+++ DATA TO USE
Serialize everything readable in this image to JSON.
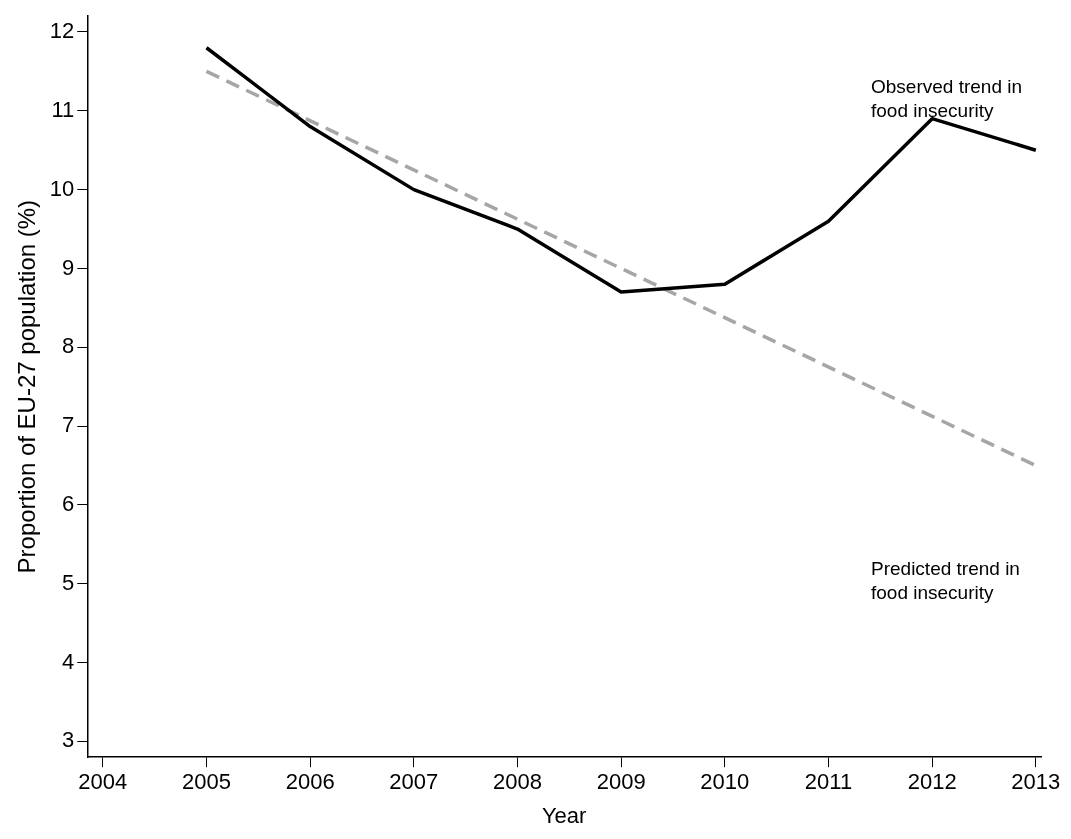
{
  "chart_data": {
    "type": "line",
    "xlabel": "Year",
    "ylabel": "Proportion of EU-27 population (%)",
    "xlim": [
      2003.85,
      2013.05
    ],
    "xticks": [
      2004,
      2005,
      2006,
      2007,
      2008,
      2009,
      2010,
      2011,
      2012,
      2013
    ],
    "ylim": [
      2.8,
      12.2
    ],
    "yticks": [
      3,
      4,
      5,
      6,
      7,
      8,
      9,
      10,
      11,
      12
    ],
    "grid": false,
    "legend": false,
    "marker": "none",
    "series": [
      {
        "x": [
          2005,
          2006,
          2007,
          2008,
          2009,
          2010,
          2011,
          2012,
          2013
        ],
        "values": [
          11.8,
          10.8,
          10.0,
          9.5,
          8.7,
          8.8,
          9.6,
          10.9,
          10.5
        ],
        "color": "#000000",
        "line_style": "solid"
      },
      {
        "x": [
          2005,
          2013
        ],
        "values": [
          11.5,
          6.5
        ],
        "color": "#a6a6a6",
        "line_style": "dashed"
      }
    ],
    "annotations": [
      "Observed trend in food insecurity",
      "Predicted trend in food insecurity"
    ]
  }
}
++++++
▶ WRITTEN EXERCISE:
Copy each line in full and exactly, omitting any picture.

▶ ANSWER BELOW:
Serialize everything readable in this image to JSON.
{
  "chart_data": {
    "type": "line",
    "xlabel": "Year",
    "ylabel": "Proportion of EU-27 population (%)",
    "xlim": [
      2003.85,
      2013.05
    ],
    "xticks": [
      2004,
      2005,
      2006,
      2007,
      2008,
      2009,
      2010,
      2011,
      2012,
      2013
    ],
    "ylim": [
      2.8,
      12.2
    ],
    "yticks": [
      3,
      4,
      5,
      6,
      7,
      8,
      9,
      10,
      11,
      12
    ],
    "grid": false,
    "legend": false,
    "marker": "none",
    "series": [
      {
        "x": [
          2005,
          2006,
          2007,
          2008,
          2009,
          2010,
          2011,
          2012,
          2013
        ],
        "values": [
          11.8,
          10.8,
          10.0,
          9.5,
          8.7,
          8.8,
          9.6,
          10.9,
          10.5
        ],
        "color": "#000000",
        "line_style": "solid"
      },
      {
        "x": [
          2005,
          2013
        ],
        "values": [
          11.5,
          6.5
        ],
        "color": "#a6a6a6",
        "line_style": "dashed"
      }
    ],
    "annotations": [
      "Observed trend in food insecurity",
      "Predicted trend in food insecurity"
    ]
  }
}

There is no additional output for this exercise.